> **Stored items**:
********
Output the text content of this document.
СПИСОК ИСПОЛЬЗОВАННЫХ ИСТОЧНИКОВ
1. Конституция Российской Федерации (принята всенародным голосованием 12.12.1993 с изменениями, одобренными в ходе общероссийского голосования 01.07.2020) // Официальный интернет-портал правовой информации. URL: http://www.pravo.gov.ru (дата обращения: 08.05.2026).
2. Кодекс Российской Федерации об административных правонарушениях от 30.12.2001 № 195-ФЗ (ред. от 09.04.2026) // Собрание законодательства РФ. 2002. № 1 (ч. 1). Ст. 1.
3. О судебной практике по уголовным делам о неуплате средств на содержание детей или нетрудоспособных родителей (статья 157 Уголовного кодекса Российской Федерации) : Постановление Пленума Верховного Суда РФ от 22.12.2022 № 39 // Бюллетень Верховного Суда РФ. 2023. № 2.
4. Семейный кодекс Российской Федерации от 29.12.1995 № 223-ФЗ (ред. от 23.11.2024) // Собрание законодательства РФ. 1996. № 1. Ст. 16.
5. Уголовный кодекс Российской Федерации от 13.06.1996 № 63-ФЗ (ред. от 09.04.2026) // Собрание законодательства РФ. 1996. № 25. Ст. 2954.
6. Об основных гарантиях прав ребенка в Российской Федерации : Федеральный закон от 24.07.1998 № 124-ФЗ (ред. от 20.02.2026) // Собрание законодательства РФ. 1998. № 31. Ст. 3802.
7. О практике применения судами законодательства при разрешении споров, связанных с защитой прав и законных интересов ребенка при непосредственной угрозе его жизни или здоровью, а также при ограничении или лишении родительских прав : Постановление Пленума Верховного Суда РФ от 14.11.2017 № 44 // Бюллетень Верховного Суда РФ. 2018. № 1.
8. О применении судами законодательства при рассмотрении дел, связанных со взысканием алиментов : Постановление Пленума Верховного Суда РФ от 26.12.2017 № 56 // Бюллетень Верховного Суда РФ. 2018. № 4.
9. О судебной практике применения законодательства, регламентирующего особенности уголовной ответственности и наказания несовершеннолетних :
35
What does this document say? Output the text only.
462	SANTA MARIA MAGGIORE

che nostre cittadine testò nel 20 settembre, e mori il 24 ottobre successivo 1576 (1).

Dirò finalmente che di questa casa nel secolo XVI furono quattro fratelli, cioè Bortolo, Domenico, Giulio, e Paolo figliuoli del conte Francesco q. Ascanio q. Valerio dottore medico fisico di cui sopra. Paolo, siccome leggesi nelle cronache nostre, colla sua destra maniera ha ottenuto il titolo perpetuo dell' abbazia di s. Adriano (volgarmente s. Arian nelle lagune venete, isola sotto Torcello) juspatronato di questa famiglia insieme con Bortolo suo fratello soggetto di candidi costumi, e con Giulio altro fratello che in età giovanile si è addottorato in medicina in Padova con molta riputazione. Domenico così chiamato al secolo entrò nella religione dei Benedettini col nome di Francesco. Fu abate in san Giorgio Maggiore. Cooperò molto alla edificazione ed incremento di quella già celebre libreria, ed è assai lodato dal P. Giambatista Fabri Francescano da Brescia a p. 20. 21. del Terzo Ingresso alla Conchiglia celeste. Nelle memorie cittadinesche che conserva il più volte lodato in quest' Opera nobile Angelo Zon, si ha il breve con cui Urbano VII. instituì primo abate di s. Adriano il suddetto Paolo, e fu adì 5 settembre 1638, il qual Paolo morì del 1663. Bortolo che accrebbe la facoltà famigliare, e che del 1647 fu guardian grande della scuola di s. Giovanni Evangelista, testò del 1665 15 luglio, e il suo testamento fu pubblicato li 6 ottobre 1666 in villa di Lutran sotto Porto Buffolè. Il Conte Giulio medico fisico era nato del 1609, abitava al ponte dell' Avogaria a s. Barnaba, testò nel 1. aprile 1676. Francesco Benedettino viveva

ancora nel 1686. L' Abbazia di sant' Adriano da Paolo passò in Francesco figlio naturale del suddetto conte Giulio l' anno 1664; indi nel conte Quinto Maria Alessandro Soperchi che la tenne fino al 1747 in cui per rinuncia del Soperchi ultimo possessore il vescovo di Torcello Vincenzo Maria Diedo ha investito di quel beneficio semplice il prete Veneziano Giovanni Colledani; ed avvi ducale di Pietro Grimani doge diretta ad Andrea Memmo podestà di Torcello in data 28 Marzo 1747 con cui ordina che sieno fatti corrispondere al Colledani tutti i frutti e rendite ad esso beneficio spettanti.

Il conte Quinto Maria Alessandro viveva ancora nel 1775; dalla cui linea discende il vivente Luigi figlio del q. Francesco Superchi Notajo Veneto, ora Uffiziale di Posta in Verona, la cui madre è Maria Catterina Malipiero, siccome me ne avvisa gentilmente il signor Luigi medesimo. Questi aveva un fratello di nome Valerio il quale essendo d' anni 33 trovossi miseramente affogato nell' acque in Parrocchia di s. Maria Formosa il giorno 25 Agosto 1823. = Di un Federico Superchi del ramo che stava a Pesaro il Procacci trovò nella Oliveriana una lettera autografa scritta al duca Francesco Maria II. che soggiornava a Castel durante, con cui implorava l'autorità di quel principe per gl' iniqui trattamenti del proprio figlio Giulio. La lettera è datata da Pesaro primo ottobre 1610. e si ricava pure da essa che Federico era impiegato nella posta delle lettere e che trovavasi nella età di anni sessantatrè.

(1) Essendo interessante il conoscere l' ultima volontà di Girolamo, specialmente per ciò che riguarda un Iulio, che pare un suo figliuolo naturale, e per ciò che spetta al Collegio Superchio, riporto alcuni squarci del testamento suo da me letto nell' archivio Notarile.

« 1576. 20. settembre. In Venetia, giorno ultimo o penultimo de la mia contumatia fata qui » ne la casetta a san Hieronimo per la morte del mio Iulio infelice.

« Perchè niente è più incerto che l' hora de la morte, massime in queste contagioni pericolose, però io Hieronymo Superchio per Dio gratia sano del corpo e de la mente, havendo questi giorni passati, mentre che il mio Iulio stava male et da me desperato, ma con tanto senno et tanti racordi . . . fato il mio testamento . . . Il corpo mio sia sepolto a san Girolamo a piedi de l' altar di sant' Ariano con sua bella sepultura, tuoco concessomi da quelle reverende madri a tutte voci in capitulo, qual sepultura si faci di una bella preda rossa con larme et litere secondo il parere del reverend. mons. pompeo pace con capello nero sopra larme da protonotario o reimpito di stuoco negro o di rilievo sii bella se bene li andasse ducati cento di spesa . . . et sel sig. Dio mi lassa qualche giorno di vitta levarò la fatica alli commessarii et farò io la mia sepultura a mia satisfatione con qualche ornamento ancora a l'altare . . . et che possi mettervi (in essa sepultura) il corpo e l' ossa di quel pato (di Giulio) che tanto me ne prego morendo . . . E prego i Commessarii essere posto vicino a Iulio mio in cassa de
********
> **YOUR OBJECTIVE**:
Some lines of the data may hold the word "Собрание". Say how many do, with nothing else.

> **RESULT OF THE EXERCISE**:
4